### EXERCISE TASK
Rewrite the rows from the line containing "Localize all elements." through the line containing "tree-roots [76,908,390,1042]", replacing "paper-speck" with "paper-fleck" and leaving everything else unchanged. Omit the picture from your answer.

### EXCERPTED DATA
>>>>

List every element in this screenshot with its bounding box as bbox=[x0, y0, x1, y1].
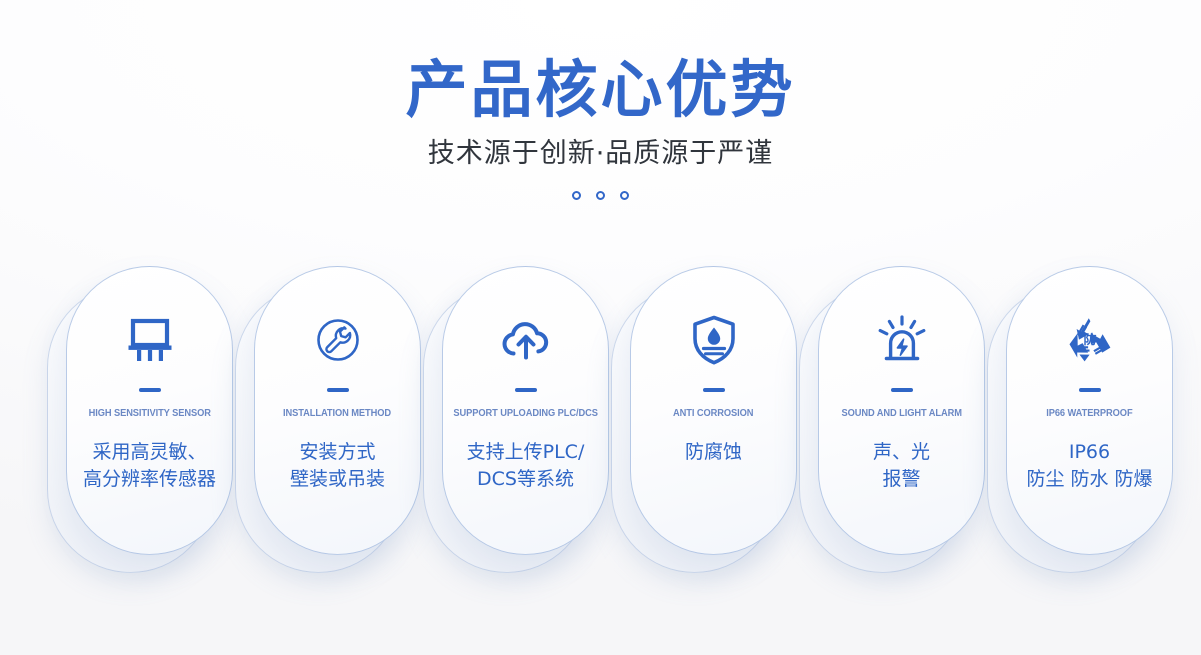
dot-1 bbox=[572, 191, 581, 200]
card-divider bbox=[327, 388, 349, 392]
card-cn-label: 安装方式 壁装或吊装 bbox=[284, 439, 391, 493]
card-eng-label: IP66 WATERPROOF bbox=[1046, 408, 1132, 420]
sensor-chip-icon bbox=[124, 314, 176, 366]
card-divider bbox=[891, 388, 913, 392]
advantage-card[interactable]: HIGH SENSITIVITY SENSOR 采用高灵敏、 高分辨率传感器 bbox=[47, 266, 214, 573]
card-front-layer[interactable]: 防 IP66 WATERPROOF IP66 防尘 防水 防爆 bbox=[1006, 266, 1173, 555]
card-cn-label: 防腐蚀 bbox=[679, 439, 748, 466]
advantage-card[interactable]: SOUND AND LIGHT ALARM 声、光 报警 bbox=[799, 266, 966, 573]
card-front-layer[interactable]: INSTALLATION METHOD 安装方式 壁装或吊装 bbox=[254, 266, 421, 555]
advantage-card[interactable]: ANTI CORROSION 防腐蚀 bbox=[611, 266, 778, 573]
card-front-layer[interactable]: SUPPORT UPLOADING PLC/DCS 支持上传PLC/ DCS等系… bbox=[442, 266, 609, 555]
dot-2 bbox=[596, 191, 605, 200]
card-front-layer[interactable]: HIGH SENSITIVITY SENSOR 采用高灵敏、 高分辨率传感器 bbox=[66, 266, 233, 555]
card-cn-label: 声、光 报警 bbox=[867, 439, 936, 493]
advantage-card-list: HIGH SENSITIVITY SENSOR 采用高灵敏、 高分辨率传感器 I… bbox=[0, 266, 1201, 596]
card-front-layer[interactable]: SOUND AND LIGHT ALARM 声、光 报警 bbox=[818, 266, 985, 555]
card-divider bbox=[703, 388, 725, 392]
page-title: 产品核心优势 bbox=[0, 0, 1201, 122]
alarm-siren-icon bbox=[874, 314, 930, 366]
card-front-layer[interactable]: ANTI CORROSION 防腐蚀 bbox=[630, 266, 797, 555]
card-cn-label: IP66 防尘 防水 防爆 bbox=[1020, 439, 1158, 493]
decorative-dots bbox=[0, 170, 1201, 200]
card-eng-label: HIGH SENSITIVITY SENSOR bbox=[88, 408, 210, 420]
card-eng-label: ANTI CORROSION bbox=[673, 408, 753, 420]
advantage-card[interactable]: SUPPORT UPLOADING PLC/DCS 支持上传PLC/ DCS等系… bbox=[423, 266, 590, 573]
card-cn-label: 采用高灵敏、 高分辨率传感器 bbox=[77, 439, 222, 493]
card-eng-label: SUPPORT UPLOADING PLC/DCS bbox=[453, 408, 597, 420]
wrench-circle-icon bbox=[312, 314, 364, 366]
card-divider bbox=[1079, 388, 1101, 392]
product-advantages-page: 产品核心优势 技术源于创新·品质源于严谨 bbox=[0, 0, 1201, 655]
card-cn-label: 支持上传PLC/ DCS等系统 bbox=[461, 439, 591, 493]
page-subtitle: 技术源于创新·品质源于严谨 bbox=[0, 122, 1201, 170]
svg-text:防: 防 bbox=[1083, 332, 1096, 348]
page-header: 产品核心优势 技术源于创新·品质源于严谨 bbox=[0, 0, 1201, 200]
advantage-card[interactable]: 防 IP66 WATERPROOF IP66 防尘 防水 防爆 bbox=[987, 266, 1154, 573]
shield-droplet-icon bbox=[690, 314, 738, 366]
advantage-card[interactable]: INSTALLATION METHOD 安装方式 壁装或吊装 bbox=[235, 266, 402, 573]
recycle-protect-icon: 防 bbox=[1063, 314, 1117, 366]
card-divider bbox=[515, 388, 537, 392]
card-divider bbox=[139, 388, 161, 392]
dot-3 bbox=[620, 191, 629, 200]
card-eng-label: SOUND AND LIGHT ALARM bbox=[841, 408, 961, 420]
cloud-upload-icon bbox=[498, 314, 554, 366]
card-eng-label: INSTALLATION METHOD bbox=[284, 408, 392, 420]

<<<<
>>>>

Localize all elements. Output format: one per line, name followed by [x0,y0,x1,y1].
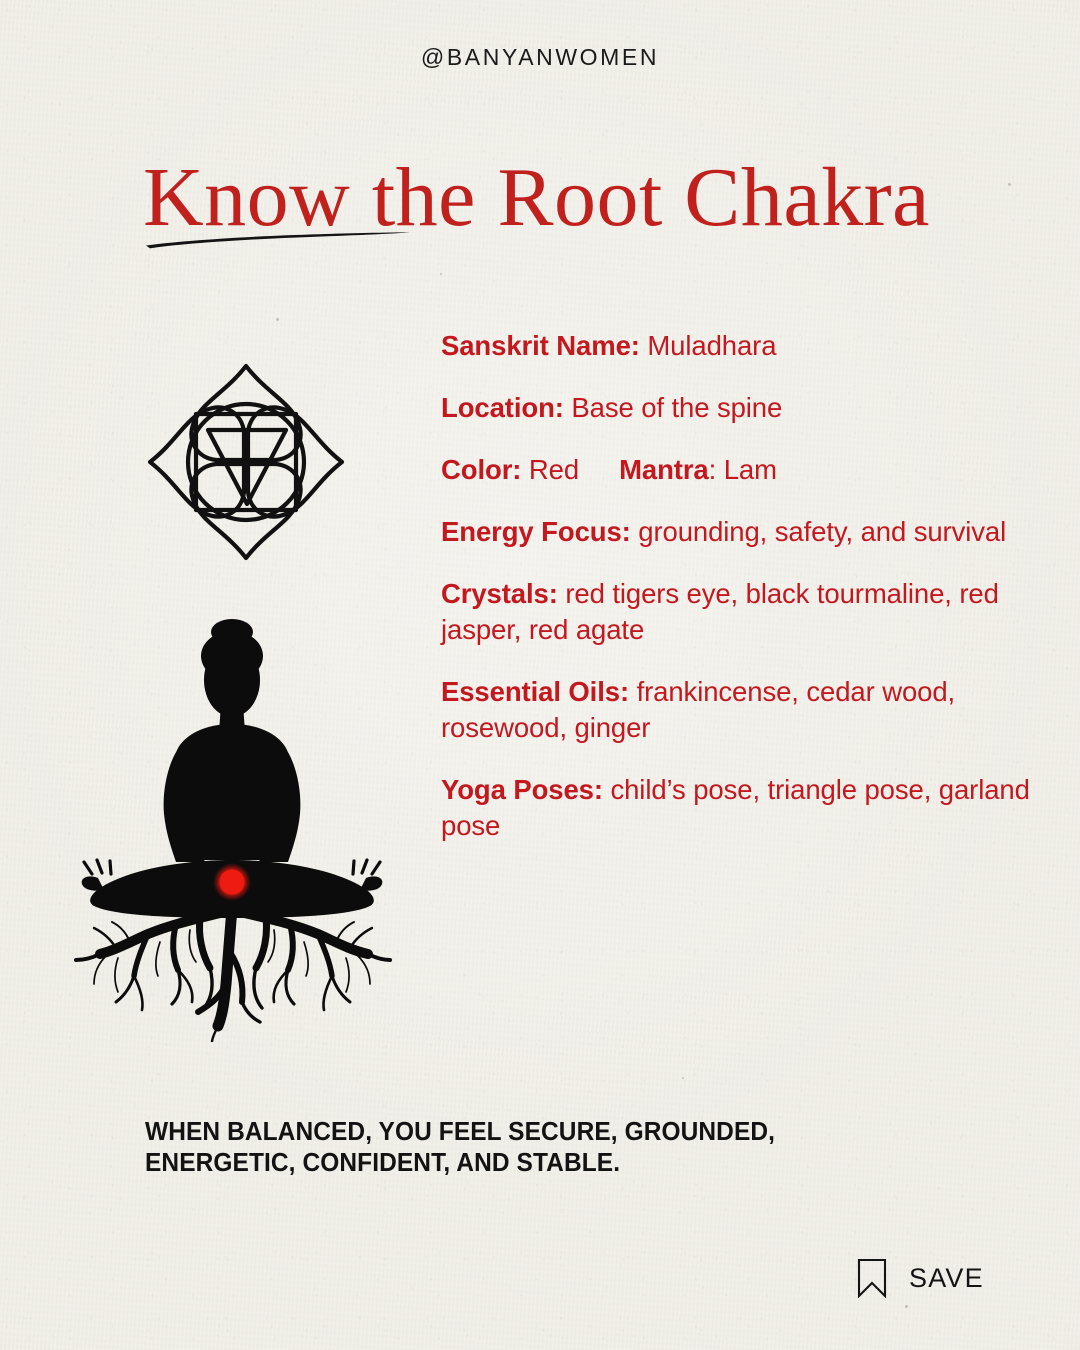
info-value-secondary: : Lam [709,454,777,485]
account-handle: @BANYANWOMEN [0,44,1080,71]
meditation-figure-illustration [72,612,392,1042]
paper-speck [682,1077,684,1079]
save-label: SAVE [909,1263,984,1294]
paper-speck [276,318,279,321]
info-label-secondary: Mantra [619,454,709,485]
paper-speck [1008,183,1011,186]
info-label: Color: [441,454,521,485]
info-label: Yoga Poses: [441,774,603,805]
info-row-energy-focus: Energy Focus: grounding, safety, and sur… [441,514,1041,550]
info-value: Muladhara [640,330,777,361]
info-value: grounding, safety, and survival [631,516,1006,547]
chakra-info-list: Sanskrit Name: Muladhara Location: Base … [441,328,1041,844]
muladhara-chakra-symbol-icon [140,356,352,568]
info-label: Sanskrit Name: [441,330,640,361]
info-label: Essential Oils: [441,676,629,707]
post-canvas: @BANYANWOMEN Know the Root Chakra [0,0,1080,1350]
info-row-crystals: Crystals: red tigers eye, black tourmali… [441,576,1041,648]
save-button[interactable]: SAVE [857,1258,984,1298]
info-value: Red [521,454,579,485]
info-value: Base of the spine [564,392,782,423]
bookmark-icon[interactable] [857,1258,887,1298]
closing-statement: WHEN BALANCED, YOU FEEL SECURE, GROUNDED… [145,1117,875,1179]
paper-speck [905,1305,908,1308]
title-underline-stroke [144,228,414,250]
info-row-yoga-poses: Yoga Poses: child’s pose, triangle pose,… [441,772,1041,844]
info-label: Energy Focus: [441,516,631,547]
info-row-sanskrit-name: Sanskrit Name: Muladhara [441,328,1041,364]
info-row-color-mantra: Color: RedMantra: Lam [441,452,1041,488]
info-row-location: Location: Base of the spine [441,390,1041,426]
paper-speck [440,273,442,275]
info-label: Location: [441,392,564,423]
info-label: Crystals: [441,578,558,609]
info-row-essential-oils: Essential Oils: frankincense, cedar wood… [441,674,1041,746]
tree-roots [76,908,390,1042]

<<<<

### THE OUTPUT
Localize all elements. Output format: one per line, name followed by [x0,y0,x1,y1].
info-value-secondary: : Lam [709,454,777,485]
account-handle: @BANYANWOMEN [0,44,1080,71]
meditation-figure-illustration [72,612,392,1042]
paper-fleck [682,1077,684,1079]
save-label: SAVE [909,1263,984,1294]
paper-fleck [276,318,279,321]
info-label-secondary: Mantra [619,454,709,485]
paper-fleck [1008,183,1011,186]
info-label: Color: [441,454,521,485]
info-label: Yoga Poses: [441,774,603,805]
info-row-energy-focus: Energy Focus: grounding, safety, and sur… [441,514,1041,550]
info-value: Muladhara [640,330,777,361]
info-value: grounding, safety, and survival [631,516,1006,547]
chakra-info-list: Sanskrit Name: Muladhara Location: Base … [441,328,1041,844]
muladhara-chakra-symbol-icon [140,356,352,568]
info-label: Sanskrit Name: [441,330,640,361]
info-label: Essential Oils: [441,676,629,707]
post-canvas: @BANYANWOMEN Know the Root Chakra [0,0,1080,1350]
info-row-crystals: Crystals: red tigers eye, black tourmali… [441,576,1041,648]
save-button[interactable]: SAVE [857,1258,984,1298]
info-value: Red [521,454,579,485]
info-value: Base of the spine [564,392,782,423]
bookmark-icon[interactable] [857,1258,887,1298]
closing-statement: WHEN BALANCED, YOU FEEL SECURE, GROUNDED… [145,1117,875,1179]
paper-fleck [905,1305,908,1308]
title-underline-stroke [144,228,414,250]
info-row-yoga-poses: Yoga Poses: child’s pose, triangle pose,… [441,772,1041,844]
info-label: Energy Focus: [441,516,631,547]
info-row-sanskrit-name: Sanskrit Name: Muladhara [441,328,1041,364]
info-row-color-mantra: Color: RedMantra: Lam [441,452,1041,488]
info-row-location: Location: Base of the spine [441,390,1041,426]
paper-fleck [440,273,442,275]
info-label: Location: [441,392,564,423]
info-label: Crystals: [441,578,558,609]
info-row-essential-oils: Essential Oils: frankincense, cedar wood… [441,674,1041,746]
tree-roots [76,908,390,1042]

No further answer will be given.